Exercise ▸ Exactly repeat the material, dropping only the pictures.

Raw records ▸
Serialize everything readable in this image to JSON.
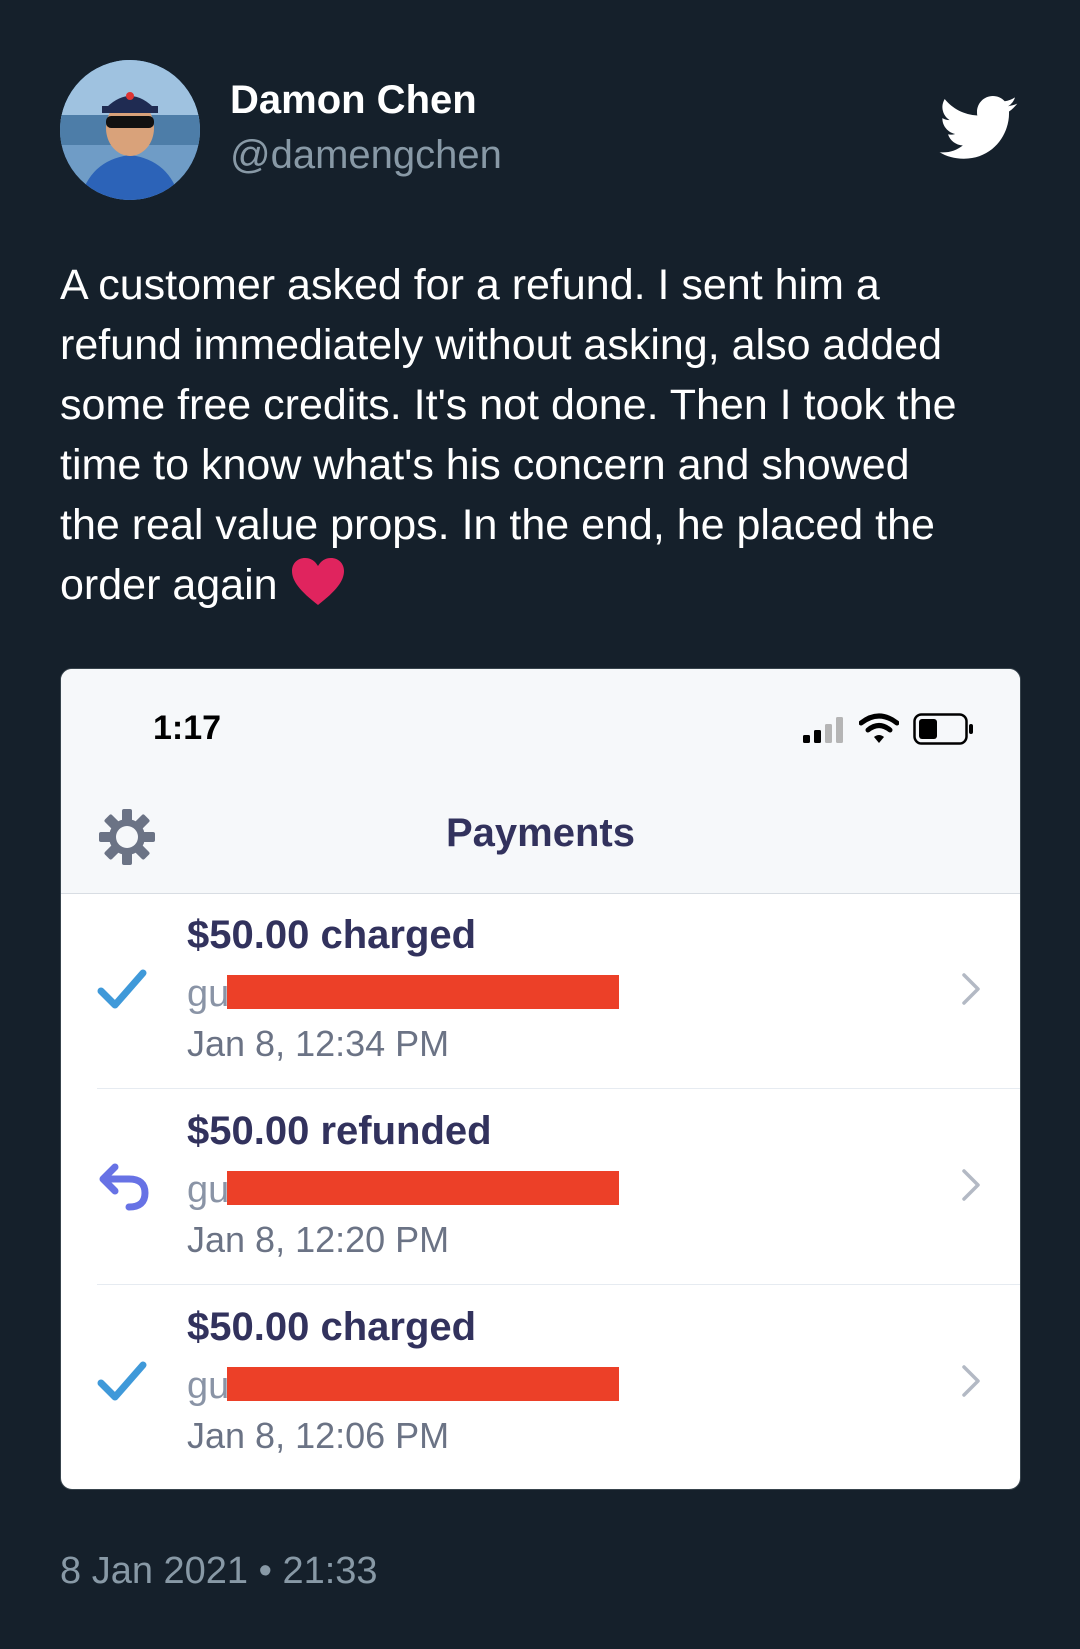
{
  "author": {
    "name": "Damon Chen",
    "handle": "@damengchen",
    "avatar_icon": "profile-photo"
  },
  "brand_icon": "twitter-bird-icon",
  "tweet": {
    "text": "A customer asked for a refund. I sent him a\nrefund immediately without asking, also added\nsome free credits. It's not done. Then I took the\ntime to know what's his concern and showed\nthe real value props. In the end, he placed the\norder again",
    "emoji": "heart-emoji"
  },
  "screenshot": {
    "status_bar": {
      "time": "1:17"
    },
    "nav": {
      "title": "Payments",
      "settings_icon": "gear-icon"
    },
    "payments": [
      {
        "title": "$50.00 charged",
        "email_prefix": "gu",
        "date": "Jan 8, 12:34 PM",
        "icon": "checkmark-icon",
        "icon_color": "#3f99d9"
      },
      {
        "title": "$50.00 refunded",
        "email_prefix": "gu",
        "date": "Jan 8, 12:20 PM",
        "icon": "refund-arrow-icon",
        "icon_color": "#6772e5"
      },
      {
        "title": "$50.00 charged",
        "email_prefix": "gu",
        "date": "Jan 8, 12:06 PM",
        "icon": "checkmark-icon",
        "icon_color": "#3f99d9"
      }
    ]
  },
  "timestamp": "8 Jan 2021 • 21:33",
  "colors": {
    "background": "#15202b",
    "secondary_text": "#8899a6",
    "redaction": "#ec4028",
    "heart": "#e0245e"
  }
}
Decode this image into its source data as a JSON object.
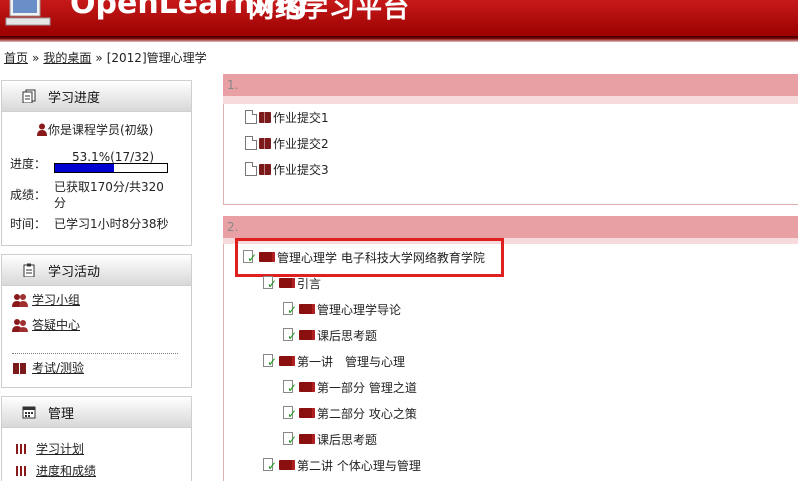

Final result ▸
Serialize everything readable in this image to JSON.
{
  "author": {
    "name": "Damon Chen",
    "handle": "@damengchen",
    "avatar_icon": "profile-photo"
  },
  "brand_icon": "twitter-bird-icon",
  "tweet": {
    "text": "A customer asked for a refund. I sent him a\nrefund immediately without asking, also added\nsome free credits. It's not done. Then I took the\ntime to know what's his concern and showed\nthe real value props. In the end, he placed the\norder again",
    "emoji": "heart-emoji"
  },
  "screenshot": {
    "status_bar": {
      "time": "1:17"
    },
    "nav": {
      "title": "Payments",
      "settings_icon": "gear-icon"
    },
    "payments": [
      {
        "title": "$50.00 charged",
        "email_prefix": "gu",
        "date": "Jan 8, 12:34 PM",
        "icon": "checkmark-icon",
        "icon_color": "#3f99d9"
      },
      {
        "title": "$50.00 refunded",
        "email_prefix": "gu",
        "date": "Jan 8, 12:20 PM",
        "icon": "refund-arrow-icon",
        "icon_color": "#6772e5"
      },
      {
        "title": "$50.00 charged",
        "email_prefix": "gu",
        "date": "Jan 8, 12:06 PM",
        "icon": "checkmark-icon",
        "icon_color": "#3f99d9"
      }
    ]
  },
  "timestamp": "8 Jan 2021 • 21:33",
  "colors": {
    "background": "#15202b",
    "secondary_text": "#8899a6",
    "redaction": "#ec4028",
    "heart": "#e0245e"
  }
}
Decode this image into its source data as a JSON object.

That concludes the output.